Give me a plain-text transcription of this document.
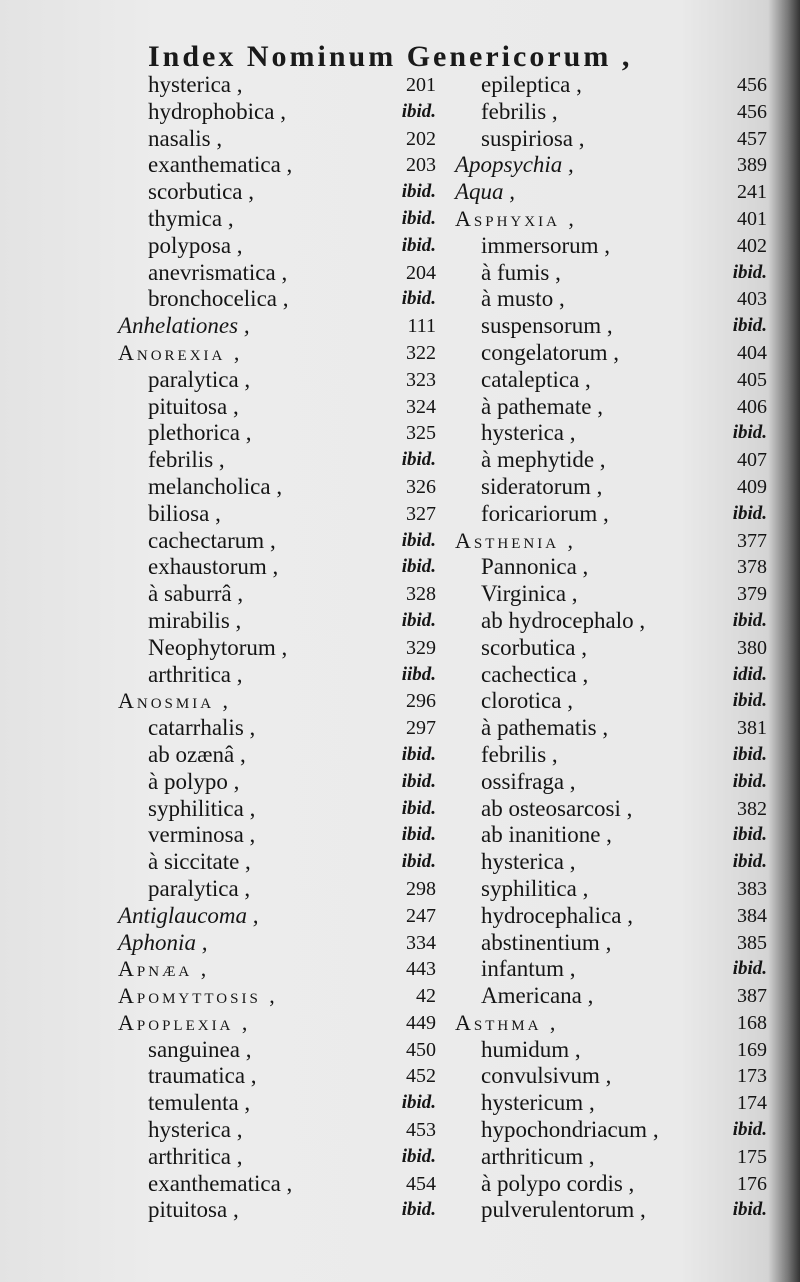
Index Nominum Genericorum ,
hysterica ,	201
hydrophobica ,	ibid.
nasalis ,	202
exanthematica ,	203
scorbutica ,	ibid.
thymica ,	ibid.
polyposa ,	ibid.
anevrismatica ,	204
bronchocelica ,	ibid.
Anhelationes ,	111
Anorexia ,	322
paralytica ,	323
pituitosa ,	324
plethorica ,	325
febrilis ,	ibid.
melancholica ,	326
biliosa ,	327
cacheсtarum ,	ibid.
exhaustorum ,	ibid.
à saburrâ ,	328
mirabilis ,	ibid.
Neophytorum ,	329
arthritica ,	iibd.
Anosmia ,	296
catarrhalis ,	297
ab ozænâ ,	ibid.
à polypo ,	ibid.
syphilitica ,	ibid.
verminosa ,	ibid.
à siccitate ,	ibid.
paralytica ,	298
Antiglaucoma ,	247
Aphonia ,	334
Apnæa ,	443
Apomyttosis ,	42
Apoplexia ,	449
sanguinea ,	450
traumatica ,	452
temulenta ,	ibid.
hysterica ,	453
arthritica ,	ibid.
exanthematica ,	454
pituitosa ,	ibid.
epileptica ,	456
febrilis ,	456
suspiriosa ,	457
Apopsychia ,	389
Aqua ,	241
Asphyxia ,	401
immersorum ,	402
à fumis ,	ibid.
à musto ,	403
suspensorum ,	ibid.
congelatorum ,	404
cataleptica ,	405
à pathemate ,	406
hysterica ,	ibid.
à mephytide ,	407
sideratorum ,	409
foricariorum ,	ibid.
Asthenia ,	377
Pannonica ,	378
Virginica ,	379
ab hydrocephalo ,	ibid.
scorbutica ,	380
cacheсtica ,	idid.
clorotica ,	ibid.
à pathematis ,	381
febrilis ,	ibid.
ossifraga ,	ibid.
ab osteosarcosi ,	382
ab inanitione ,	ibid.
hysterica ,	ibid.
syphilitica ,	383
hydrocephalica ,	384
abstinentium ,	385
infantum ,	ibid.
Americana ,	387
Asthma ,	168
humidum ,	169
convulsivum ,	173
hystericum ,	174
hypochondriacum ,	ibid.
arthriticum ,	175
à polypo cordis ,	176
pulverulentorum ,	ibid.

§ **What you will do**:
Without the pictures, write out every entry precisely as it appears.

§ **Answer to the task**:
Give me a plain-text transcription of this document.
Index Nominum Genericorum ,
hysterica ,	201
hydrophobica ,	ibid.
nasalis ,	202
exanthematica ,	203
scorbutica ,	ibid.
thymica ,	ibid.
polyposa ,	ibid.
anevrismatica ,	204
bronchocelica ,	ibid.
Anhelationes ,	111
Anorexia ,	322
paralytica ,	323
pituitosa ,	324
plethorica ,	325
febrilis ,	ibid.
melancholica ,	326
biliosa ,	327
cacheсtarum ,	ibid.
exhaustorum ,	ibid.
à saburrâ ,	328
mirabilis ,	ibid.
Neophytorum ,	329
arthritica ,	iibd.
Anosmia ,	296
catarrhalis ,	297
ab ozænâ ,	ibid.
à polypo ,	ibid.
syphilitica ,	ibid.
verminosa ,	ibid.
à siccitate ,	ibid.
paralytica ,	298
Antiglaucoma ,	247
Aphonia ,	334
Apnæa ,	443
Apomyttosis ,	42
Apoplexia ,	449
sanguinea ,	450
traumatica ,	452
temulenta ,	ibid.
hysterica ,	453
arthritica ,	ibid.
exanthematica ,	454
pituitosa ,	ibid.
epileptica ,	456
febrilis ,	456
suspiriosa ,	457
Apopsychia ,	389
Aqua ,	241
Asphyxia ,	401
immersorum ,	402
à fumis ,	ibid.
à musto ,	403
suspensorum ,	ibid.
congelatorum ,	404
cataleptica ,	405
à pathemate ,	406
hysterica ,	ibid.
à mephytide ,	407
sideratorum ,	409
foricariorum ,	ibid.
Asthenia ,	377
Pannonica ,	378
Virginica ,	379
ab hydrocephalo ,	ibid.
scorbutica ,	380
cacheсtica ,	idid.
clorotica ,	ibid.
à pathematis ,	381
febrilis ,	ibid.
ossifraga ,	ibid.
ab osteosarcosi ,	382
ab inanitione ,	ibid.
hysterica ,	ibid.
syphilitica ,	383
hydrocephalica ,	384
abstinentium ,	385
infantum ,	ibid.
Americana ,	387
Asthma ,	168
humidum ,	169
convulsivum ,	173
hystericum ,	174
hypochondriacum ,	ibid.
arthriticum ,	175
à polypo cordis ,	176
pulverulentorum ,	ibid.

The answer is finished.